What to do:
Drop the pictures and extract exactly the lines from the one that contains "OCR this image." through the end of the material.

Data records:
>>>

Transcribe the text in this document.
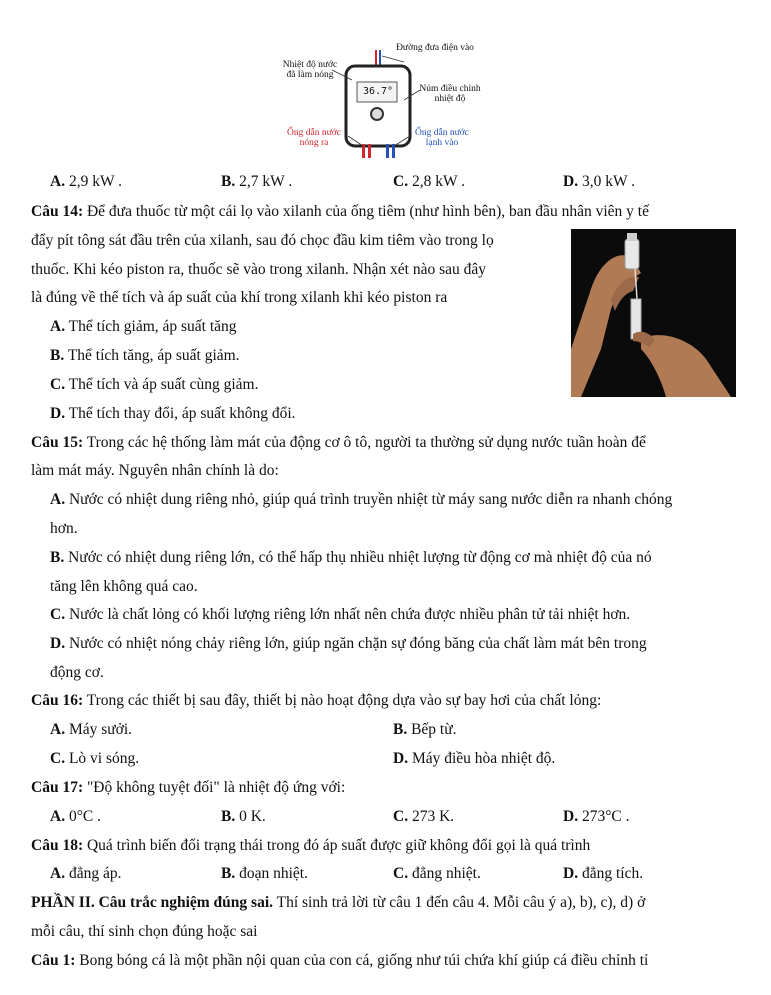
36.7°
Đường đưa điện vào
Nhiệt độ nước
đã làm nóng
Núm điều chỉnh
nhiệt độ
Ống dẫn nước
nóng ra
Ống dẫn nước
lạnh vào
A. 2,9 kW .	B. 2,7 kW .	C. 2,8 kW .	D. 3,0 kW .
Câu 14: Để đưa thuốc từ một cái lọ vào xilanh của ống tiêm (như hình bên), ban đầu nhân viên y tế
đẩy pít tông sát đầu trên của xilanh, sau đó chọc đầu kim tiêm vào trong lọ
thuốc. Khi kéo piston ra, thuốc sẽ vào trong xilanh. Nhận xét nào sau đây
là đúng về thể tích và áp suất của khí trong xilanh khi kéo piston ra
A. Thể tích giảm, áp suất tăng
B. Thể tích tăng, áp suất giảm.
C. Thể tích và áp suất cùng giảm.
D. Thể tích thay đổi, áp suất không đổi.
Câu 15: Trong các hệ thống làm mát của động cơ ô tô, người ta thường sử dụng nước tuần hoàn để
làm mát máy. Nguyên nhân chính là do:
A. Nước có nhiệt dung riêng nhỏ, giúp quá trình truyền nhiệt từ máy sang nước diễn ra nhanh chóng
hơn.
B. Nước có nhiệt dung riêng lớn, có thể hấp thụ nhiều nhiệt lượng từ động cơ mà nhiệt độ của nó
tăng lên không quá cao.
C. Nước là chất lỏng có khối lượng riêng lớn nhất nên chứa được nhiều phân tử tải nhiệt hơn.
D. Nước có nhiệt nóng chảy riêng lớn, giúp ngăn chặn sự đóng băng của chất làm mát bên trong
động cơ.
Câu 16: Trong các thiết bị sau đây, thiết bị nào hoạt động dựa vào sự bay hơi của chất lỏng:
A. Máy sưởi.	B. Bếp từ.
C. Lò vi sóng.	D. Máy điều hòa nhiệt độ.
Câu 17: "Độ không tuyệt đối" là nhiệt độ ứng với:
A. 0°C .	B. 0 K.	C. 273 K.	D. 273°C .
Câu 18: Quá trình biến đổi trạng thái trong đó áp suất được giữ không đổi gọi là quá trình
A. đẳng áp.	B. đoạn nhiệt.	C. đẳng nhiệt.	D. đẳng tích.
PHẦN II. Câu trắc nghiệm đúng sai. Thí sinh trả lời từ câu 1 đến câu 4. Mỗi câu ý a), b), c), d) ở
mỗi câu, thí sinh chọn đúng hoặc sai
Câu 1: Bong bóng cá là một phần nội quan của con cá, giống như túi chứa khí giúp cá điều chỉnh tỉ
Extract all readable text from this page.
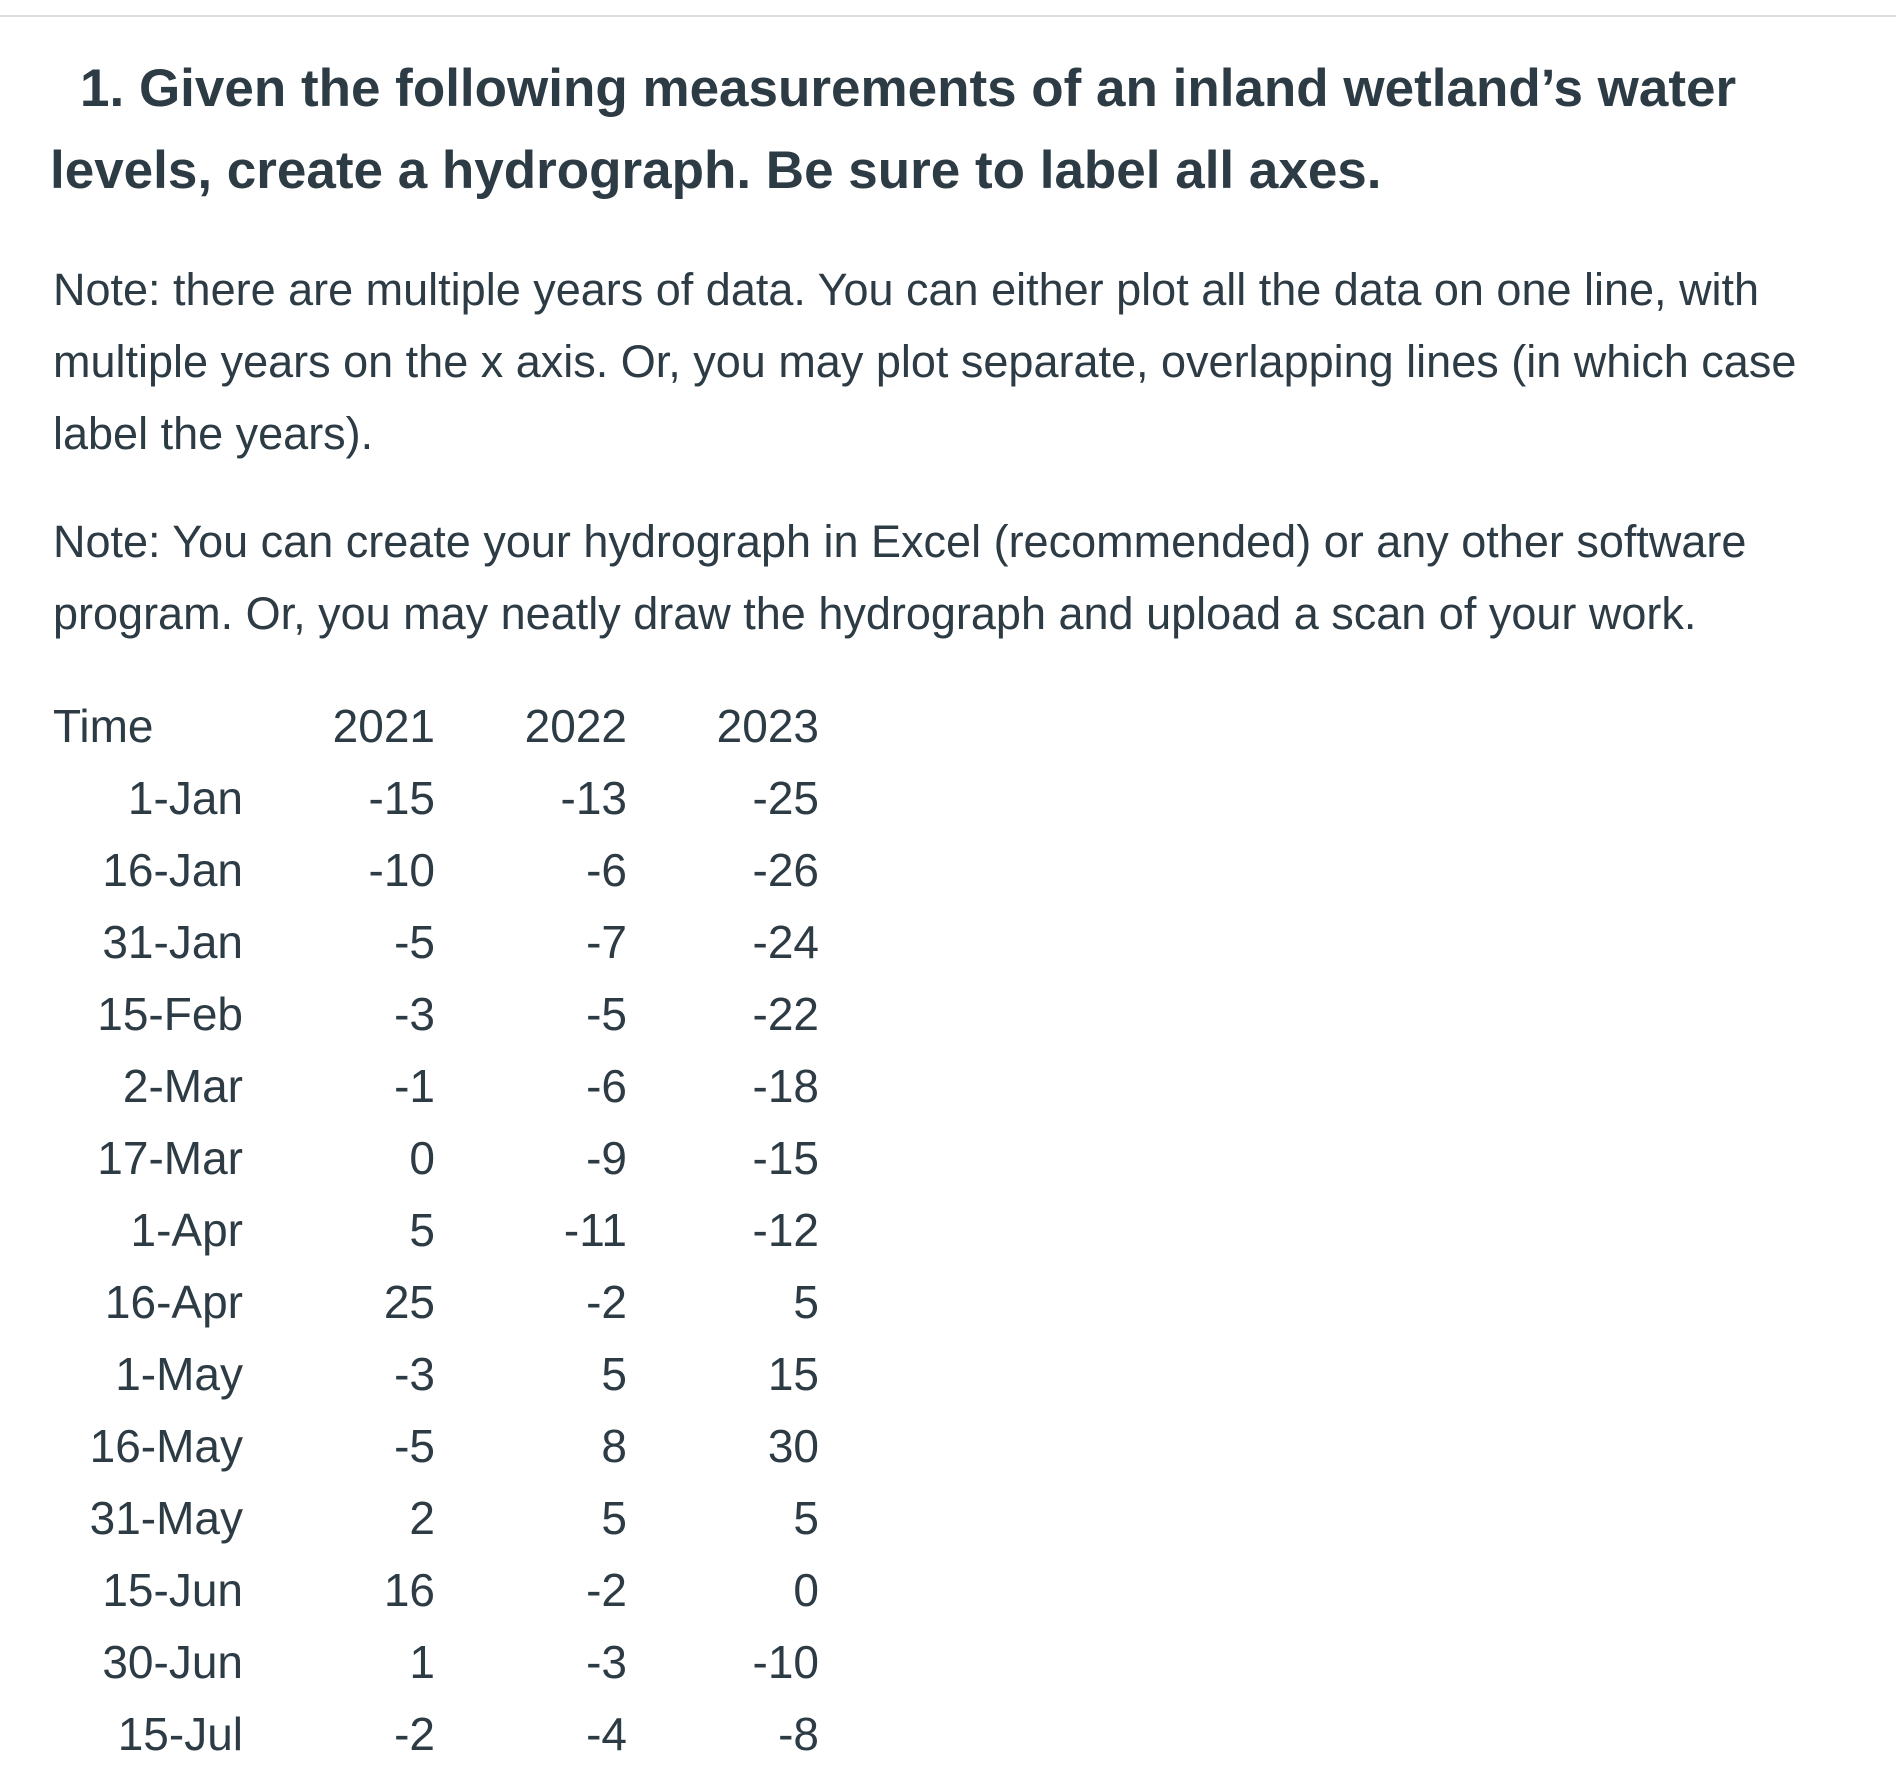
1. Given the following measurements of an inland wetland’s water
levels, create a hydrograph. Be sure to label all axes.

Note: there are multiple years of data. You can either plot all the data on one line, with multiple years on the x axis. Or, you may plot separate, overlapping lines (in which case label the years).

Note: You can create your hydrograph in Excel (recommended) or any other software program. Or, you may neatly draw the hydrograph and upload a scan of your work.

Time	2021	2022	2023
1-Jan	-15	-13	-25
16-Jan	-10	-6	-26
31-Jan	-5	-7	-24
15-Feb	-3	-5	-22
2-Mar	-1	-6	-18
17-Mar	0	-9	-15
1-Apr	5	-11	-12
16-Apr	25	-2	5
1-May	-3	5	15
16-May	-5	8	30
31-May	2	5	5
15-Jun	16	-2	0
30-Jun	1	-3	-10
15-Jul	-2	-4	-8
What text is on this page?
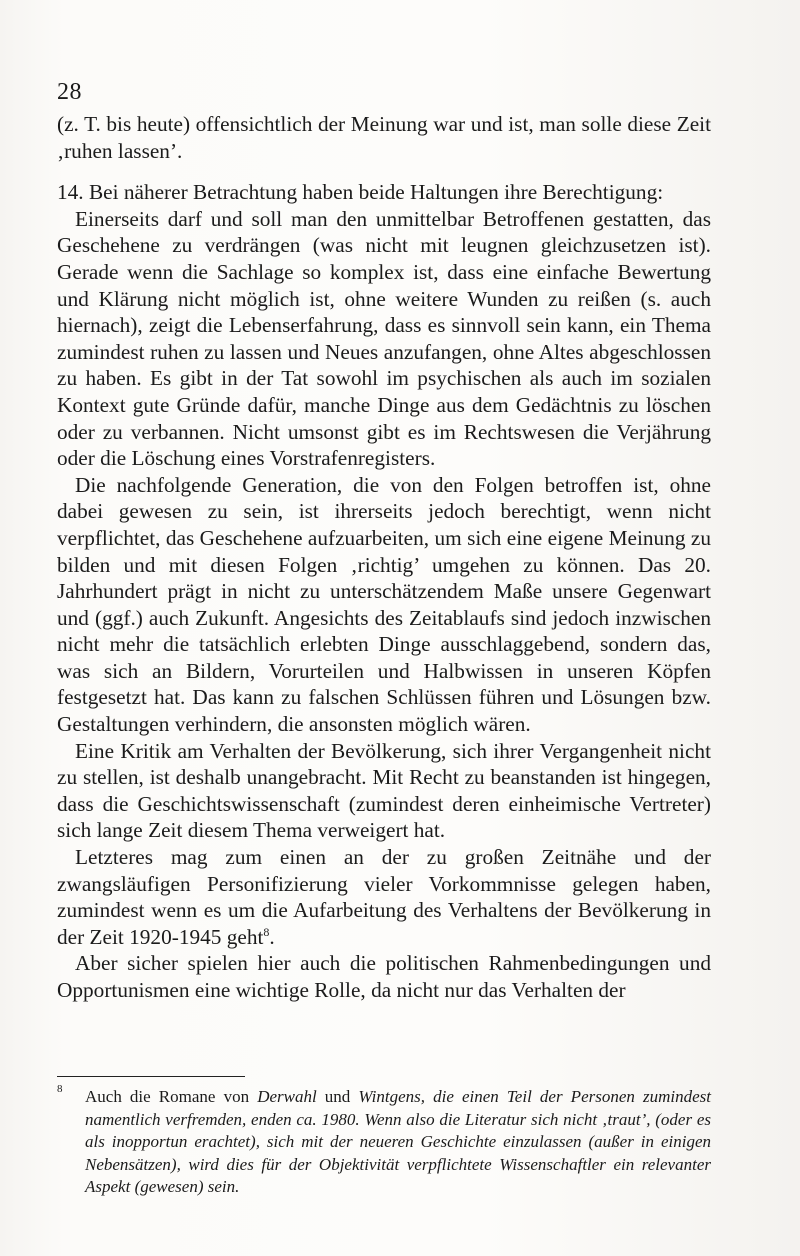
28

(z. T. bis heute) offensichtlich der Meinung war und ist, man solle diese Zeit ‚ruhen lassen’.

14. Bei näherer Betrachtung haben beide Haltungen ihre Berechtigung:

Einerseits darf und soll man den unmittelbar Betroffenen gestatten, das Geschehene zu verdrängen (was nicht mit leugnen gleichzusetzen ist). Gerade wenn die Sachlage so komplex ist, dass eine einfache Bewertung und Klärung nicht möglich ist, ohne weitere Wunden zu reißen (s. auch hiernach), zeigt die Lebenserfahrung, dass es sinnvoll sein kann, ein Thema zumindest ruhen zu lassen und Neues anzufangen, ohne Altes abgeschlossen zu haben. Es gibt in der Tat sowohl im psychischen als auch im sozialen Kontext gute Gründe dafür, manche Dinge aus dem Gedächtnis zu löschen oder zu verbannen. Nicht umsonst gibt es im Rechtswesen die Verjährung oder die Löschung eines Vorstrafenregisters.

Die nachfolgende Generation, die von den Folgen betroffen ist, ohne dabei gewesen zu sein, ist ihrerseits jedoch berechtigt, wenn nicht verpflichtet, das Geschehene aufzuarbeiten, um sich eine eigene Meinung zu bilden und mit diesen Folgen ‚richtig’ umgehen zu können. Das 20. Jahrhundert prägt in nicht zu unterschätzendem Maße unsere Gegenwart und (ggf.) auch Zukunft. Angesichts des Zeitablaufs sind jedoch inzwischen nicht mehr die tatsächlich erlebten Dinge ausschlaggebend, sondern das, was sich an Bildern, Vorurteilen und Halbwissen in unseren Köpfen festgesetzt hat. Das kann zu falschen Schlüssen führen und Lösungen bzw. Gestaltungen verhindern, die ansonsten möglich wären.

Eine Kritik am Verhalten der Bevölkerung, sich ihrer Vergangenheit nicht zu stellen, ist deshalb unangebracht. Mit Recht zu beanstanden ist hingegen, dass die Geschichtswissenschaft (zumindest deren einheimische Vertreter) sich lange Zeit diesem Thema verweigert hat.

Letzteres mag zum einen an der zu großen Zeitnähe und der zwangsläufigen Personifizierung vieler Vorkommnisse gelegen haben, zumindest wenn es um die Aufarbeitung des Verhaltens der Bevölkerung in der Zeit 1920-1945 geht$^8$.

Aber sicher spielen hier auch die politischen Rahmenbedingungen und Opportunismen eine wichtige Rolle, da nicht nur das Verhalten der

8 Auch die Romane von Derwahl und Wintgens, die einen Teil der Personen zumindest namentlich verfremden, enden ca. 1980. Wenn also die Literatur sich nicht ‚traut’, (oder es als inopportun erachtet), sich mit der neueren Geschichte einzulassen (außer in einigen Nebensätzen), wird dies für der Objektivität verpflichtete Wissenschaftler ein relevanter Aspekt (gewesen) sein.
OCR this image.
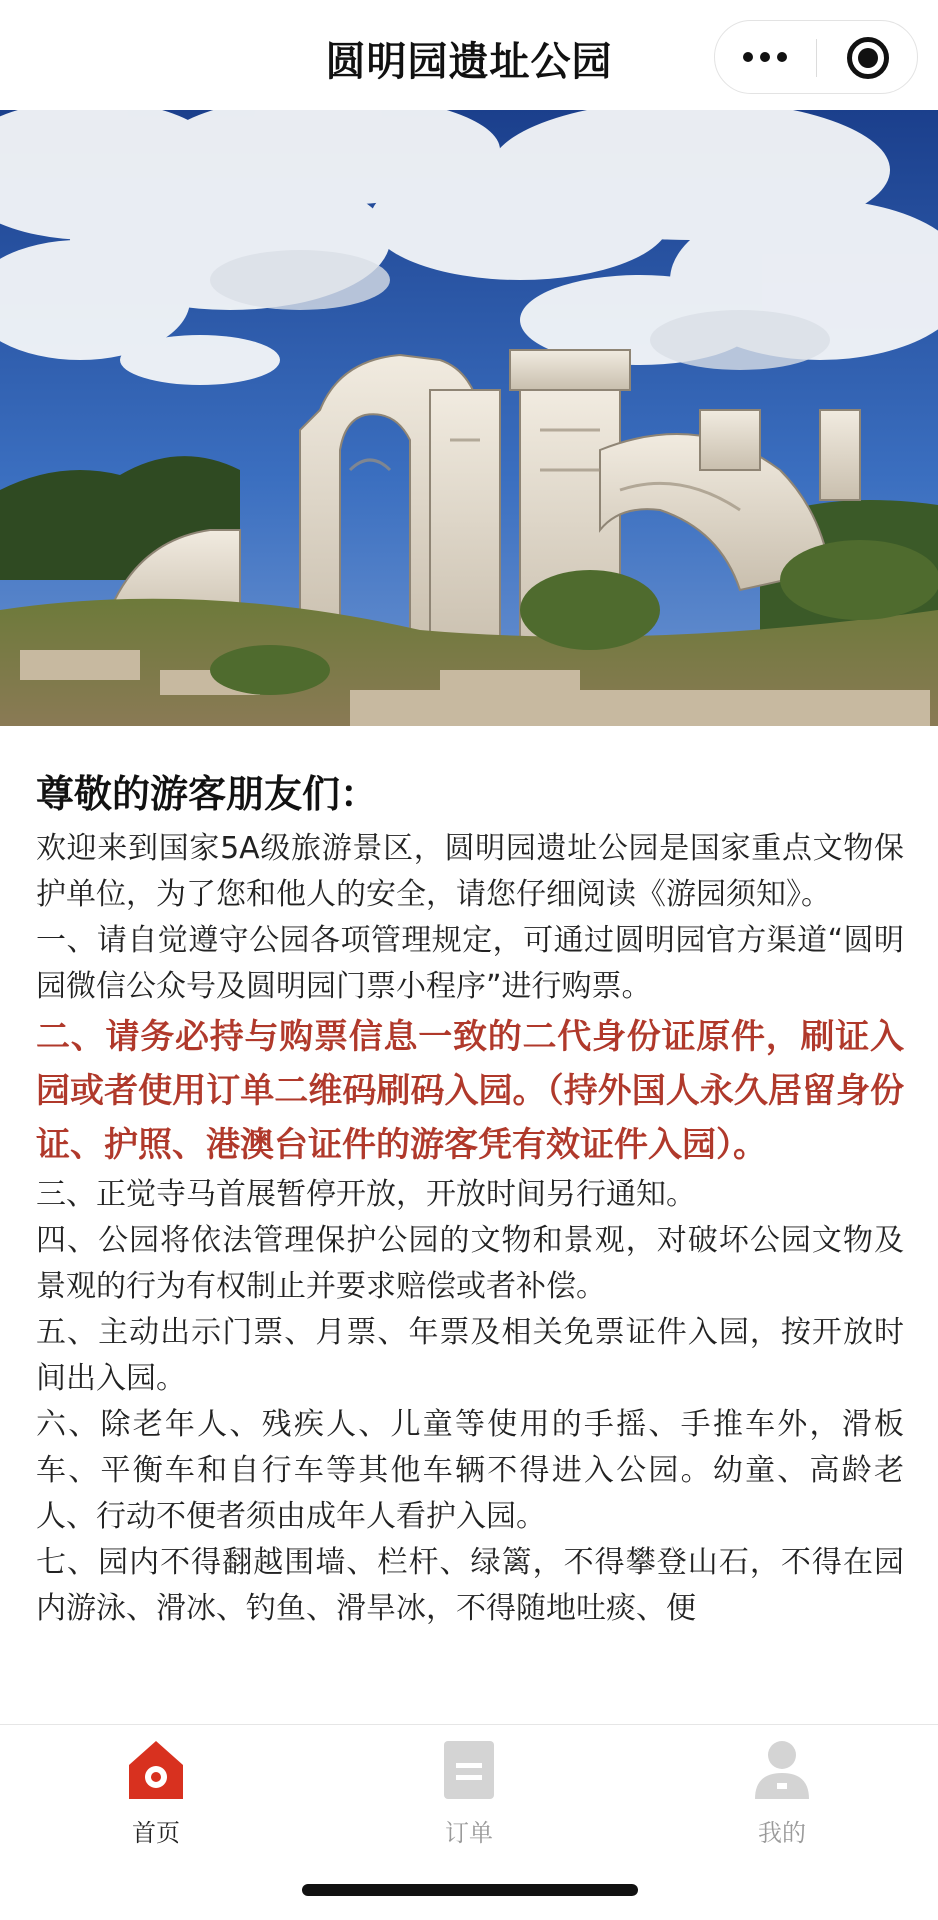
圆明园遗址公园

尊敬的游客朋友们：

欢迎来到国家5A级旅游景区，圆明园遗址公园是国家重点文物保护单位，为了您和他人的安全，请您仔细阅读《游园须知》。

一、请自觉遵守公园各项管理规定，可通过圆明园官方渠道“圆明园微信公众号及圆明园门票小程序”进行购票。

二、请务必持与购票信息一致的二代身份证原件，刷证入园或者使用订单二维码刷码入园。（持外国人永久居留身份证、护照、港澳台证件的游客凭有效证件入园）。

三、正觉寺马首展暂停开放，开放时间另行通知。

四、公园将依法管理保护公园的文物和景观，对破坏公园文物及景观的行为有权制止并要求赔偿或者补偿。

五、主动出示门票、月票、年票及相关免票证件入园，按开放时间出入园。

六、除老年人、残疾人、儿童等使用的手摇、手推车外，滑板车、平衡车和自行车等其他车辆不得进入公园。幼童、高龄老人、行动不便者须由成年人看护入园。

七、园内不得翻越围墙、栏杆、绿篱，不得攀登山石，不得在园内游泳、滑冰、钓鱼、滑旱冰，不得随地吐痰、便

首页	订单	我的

<<<

Exercise solution:
OCR this image.
圆明园遗址公园

尊敬的游客朋友们：

欢迎来到国家5A级旅游景区，圆明园遗址公园是国家重点文物保护单位，为了您和他人的安全，请您仔细阅读《游园须知》。

一、请自觉遵守公园各项管理规定，可通过圆明园官方渠道“圆明园微信公众号及圆明园门票小程序”进行购票。

二、请务必持与购票信息一致的二代身份证原件，刷证入园或者使用订单二维码刷码入园。（持外国人永久居留身份证、护照、港澳台证件的游客凭有效证件入园）。

三、正觉寺马首展暂停开放，开放时间另行通知。

四、公园将依法管理保护公园的文物和景观，对破坏公园文物及景观的行为有权制止并要求赔偿或者补偿。

五、主动出示门票、月票、年票及相关免票证件入园，按开放时间出入园。

六、除老年人、残疾人、儿童等使用的手摇、手推车外，滑板车、平衡车和自行车等其他车辆不得进入公园。幼童、高龄老人、行动不便者须由成年人看护入园。

七、园内不得翻越围墙、栏杆、绿篱，不得攀登山石，不得在园内游泳、滑冰、钓鱼、滑旱冰，不得随地吐痰、便

首页	订单	我的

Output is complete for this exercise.